Directions for this task
From the listing below, pick out each line with the word "GaMnAs".

Collected data

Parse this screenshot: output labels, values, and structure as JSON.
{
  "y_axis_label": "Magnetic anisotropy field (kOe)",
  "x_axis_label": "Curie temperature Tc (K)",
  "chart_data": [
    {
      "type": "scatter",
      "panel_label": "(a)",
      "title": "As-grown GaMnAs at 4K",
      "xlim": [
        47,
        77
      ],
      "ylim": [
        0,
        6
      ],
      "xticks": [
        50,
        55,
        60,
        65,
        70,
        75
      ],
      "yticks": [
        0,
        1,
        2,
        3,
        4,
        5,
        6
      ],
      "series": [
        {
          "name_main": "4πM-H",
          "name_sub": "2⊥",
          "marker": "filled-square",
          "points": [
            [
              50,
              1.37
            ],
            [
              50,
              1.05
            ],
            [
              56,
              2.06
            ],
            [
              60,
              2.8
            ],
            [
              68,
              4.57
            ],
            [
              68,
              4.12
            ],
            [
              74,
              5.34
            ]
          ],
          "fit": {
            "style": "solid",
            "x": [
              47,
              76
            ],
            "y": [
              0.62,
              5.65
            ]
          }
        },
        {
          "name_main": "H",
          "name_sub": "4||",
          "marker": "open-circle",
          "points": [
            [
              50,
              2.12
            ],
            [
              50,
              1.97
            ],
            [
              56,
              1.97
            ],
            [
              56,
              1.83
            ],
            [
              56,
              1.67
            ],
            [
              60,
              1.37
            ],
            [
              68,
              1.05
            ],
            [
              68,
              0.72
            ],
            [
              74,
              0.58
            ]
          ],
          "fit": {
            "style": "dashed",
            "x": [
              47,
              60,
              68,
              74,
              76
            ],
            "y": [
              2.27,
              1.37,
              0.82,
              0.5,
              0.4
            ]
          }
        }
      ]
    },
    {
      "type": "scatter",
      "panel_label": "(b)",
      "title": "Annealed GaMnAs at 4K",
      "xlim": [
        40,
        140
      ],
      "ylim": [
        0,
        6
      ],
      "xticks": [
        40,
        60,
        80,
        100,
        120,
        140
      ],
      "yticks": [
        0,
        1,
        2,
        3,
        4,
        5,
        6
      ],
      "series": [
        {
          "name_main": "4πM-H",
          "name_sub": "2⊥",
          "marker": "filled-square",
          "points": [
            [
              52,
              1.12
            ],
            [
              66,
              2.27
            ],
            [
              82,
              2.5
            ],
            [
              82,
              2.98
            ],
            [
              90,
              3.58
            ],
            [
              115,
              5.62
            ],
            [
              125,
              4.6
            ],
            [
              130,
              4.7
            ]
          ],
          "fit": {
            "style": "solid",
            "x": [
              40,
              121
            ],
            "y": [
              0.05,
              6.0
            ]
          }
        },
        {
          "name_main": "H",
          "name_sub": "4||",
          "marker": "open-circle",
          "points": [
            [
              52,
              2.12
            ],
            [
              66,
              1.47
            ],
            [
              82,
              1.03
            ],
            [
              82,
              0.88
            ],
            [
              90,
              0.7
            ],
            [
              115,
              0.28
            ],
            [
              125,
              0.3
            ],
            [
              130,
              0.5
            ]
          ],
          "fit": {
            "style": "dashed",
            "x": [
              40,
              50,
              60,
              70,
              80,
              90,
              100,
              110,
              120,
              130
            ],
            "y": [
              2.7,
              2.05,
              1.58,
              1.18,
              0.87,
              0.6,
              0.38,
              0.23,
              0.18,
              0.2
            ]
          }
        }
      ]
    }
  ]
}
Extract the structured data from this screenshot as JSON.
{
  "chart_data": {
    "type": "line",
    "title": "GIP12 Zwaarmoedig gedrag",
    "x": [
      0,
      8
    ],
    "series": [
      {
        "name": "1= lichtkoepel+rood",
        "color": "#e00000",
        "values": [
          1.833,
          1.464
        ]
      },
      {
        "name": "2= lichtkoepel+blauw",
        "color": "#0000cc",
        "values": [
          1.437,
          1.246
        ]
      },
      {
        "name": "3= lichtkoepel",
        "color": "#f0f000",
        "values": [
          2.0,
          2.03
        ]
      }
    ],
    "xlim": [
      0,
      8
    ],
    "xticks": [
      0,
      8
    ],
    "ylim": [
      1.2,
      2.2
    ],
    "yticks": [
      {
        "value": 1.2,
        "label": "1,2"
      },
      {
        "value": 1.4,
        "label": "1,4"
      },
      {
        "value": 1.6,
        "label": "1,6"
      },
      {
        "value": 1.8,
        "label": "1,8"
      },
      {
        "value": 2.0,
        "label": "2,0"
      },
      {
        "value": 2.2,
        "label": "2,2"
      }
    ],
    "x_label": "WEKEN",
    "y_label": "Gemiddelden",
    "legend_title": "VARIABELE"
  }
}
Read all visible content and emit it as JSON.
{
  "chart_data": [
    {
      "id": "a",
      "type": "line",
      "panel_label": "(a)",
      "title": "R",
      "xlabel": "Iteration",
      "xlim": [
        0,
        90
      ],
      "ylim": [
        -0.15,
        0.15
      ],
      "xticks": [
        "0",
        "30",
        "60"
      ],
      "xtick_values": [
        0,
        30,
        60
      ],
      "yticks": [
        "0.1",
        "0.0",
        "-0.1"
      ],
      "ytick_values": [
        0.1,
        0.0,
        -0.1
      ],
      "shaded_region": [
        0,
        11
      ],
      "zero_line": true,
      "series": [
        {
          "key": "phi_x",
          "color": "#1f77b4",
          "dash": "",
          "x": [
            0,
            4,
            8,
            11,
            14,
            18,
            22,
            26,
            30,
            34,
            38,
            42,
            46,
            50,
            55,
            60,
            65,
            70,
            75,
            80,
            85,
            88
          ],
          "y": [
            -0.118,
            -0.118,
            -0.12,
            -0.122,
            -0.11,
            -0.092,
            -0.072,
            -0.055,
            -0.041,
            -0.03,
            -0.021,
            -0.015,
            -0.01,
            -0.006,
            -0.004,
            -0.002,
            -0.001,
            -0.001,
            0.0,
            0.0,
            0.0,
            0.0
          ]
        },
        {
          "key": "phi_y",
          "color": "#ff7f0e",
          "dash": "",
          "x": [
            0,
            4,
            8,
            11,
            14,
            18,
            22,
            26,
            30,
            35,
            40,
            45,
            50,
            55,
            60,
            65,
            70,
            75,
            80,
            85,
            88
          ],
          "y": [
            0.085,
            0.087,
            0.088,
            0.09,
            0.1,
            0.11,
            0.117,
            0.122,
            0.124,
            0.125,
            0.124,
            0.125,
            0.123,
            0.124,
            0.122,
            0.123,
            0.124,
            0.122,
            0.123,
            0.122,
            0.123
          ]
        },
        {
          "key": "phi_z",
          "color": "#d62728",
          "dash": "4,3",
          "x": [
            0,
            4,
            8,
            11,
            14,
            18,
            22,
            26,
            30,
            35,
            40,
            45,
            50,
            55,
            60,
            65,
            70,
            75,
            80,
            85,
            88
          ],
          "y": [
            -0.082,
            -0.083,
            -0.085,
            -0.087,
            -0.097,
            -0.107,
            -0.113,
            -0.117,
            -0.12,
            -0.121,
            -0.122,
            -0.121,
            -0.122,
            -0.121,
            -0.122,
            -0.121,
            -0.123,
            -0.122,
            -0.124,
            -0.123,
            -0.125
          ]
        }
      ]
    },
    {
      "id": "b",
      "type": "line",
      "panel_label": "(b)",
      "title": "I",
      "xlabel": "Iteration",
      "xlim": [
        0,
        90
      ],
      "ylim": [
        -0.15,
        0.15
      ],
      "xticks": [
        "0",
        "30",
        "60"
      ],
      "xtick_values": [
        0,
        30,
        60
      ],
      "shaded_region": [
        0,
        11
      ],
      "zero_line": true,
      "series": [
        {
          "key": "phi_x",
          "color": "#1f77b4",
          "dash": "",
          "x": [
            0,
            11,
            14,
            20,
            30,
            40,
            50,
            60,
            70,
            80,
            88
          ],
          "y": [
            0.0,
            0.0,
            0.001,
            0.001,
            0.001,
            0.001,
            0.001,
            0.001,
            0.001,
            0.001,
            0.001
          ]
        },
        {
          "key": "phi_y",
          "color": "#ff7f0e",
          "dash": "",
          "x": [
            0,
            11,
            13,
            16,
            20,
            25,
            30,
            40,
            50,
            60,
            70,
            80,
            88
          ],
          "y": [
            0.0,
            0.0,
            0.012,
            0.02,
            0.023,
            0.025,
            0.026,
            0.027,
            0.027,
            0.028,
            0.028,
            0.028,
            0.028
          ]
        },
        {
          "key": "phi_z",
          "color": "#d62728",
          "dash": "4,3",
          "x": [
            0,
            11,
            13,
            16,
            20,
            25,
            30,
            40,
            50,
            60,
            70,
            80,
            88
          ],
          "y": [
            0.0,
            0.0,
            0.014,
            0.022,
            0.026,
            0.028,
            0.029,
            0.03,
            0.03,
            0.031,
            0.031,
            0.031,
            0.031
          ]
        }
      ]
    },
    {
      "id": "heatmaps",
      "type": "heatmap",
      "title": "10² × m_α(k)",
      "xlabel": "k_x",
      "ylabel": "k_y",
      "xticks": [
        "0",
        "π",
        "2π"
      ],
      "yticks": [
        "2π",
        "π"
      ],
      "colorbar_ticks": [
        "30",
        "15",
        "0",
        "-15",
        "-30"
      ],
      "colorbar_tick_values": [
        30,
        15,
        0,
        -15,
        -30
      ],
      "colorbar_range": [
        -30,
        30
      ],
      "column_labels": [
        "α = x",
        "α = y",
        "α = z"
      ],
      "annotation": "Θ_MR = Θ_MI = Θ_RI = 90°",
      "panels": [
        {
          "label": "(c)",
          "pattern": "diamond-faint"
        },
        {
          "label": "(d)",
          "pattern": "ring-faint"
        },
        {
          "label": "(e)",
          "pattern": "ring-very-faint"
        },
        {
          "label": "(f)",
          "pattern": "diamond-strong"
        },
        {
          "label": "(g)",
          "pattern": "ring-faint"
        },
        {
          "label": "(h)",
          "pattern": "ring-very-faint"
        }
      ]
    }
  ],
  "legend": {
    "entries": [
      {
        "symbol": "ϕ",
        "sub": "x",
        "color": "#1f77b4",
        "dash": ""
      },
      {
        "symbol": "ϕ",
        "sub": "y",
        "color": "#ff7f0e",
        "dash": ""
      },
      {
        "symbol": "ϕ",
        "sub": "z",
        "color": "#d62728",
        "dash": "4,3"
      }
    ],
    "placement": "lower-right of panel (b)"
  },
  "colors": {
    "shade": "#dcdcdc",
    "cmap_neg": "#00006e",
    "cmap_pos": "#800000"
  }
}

The result
      "title": "As-grown GaMnAs at 4K",
      "title": "Annealed GaMnAs at 4K",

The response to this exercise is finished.